Grundsätzlich sind Namen von Apps natürlich genauso dem Markenschutz zugänglich wie andere Wortzeichen – sofern sie die „Hürde“ der Markenfähigkeit meistern, insbesondere also unterscheidungskräftig sind. Zur Überwindung dieses Schutzhindernisses genügt nach ständiger Rechtsprechung des BGH „jede noch so geringe Unterscheidungskraft“ (vgl. etwa BGH GRUR 2014, 565, 567 Rz. 12 – smartbook mit weiteren Nachweisen). Allerdings war diese Hürde für App-Bezeichnungen in der Vergangenheit oft zu hoch. Dies in der Regel, weil der Titel beschreibend war für den Inhalt der App und somit nicht unterscheidungskräftig. Wie sich aber nun schützen gegen verwechslungsfähige App-Bezeichnungen? Ein valides Instrument könnte das Werktitelschutzrecht mit seinen mitunter erleichterten Schutzvoraussetzungen bieten. Dann müsste eine App mit ihrer Bezeichnung grundsätzlich werktitelschutzfähig sein. In der Literatur mehren sich bereits seit längerem Stimmen, die dies befürworten (etwa: Deutsch, GRUR 2013, 113 – Neues zum Titelschutz; Zöllner/Lehmann, GRUR 2014, 431 – Kennzeichen- und lauterkeitsrechtlicher Schutz für Apps). Nun hatte der BGH Gelegenheit zu einer grundsätzlichen Entscheidung.

Worum ging es?

Aufgabe | Wie geht der Text zum Schutz von App-Bezeichnungen nach der Zwischenüberschrift „Worum ging es?“ weiter? Setze ihn an dieser Stelle fort. Die anschließenden Zeilen sind eigenständiges Material und gehören nicht zum Text zum Schutz von App-Bezeichnungen.

Bereitgestelltes Material |
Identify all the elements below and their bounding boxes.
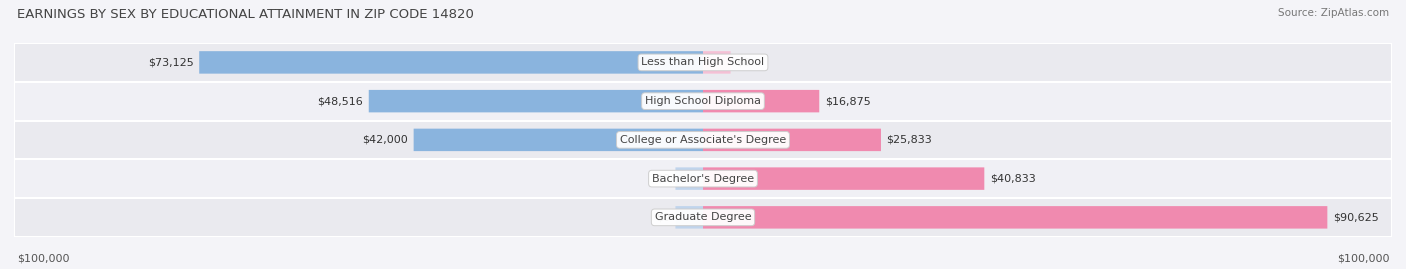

Antwort |
Vorab sei betont: Zum Zeitpunkt der Erstellung dieses Artikels lagen die Entscheidungsgründe des BGH noch nicht vor. Die Pressestelle des BGH nahm in einer ­Pressemitteilung Stellung.

Die RTL interactive GmbH („Klägerin“) betreibt unter dem Domainnamen „wetter.de“ eine Internetseite, auf der ortsspezifische Wetterdaten und Informationen zum Thema Wetter angeboten werden. Seit 2009 bietet sie derlei Informationen darüber hinaus auch über eine App unter der Bezeichnung „wetter.de“ für mobile Endgeräte (insbesondere Smartphones und Tablet-Computer) an.

Die Mowis GmbH („Beklagte“) ist Inhaberin der Domainnamen „wetter.at“ und „wetter-deutschland.com“. Hier stellt sie ebenfalls Wetterdaten zum Abruf bereit. Zudem bietet sie seit Ende 2011 auch eine App mit entsprechenden Inhalten unter den Bezeichnungen „wetter DE“, „wetter-de“ und „wetter-DE“ an.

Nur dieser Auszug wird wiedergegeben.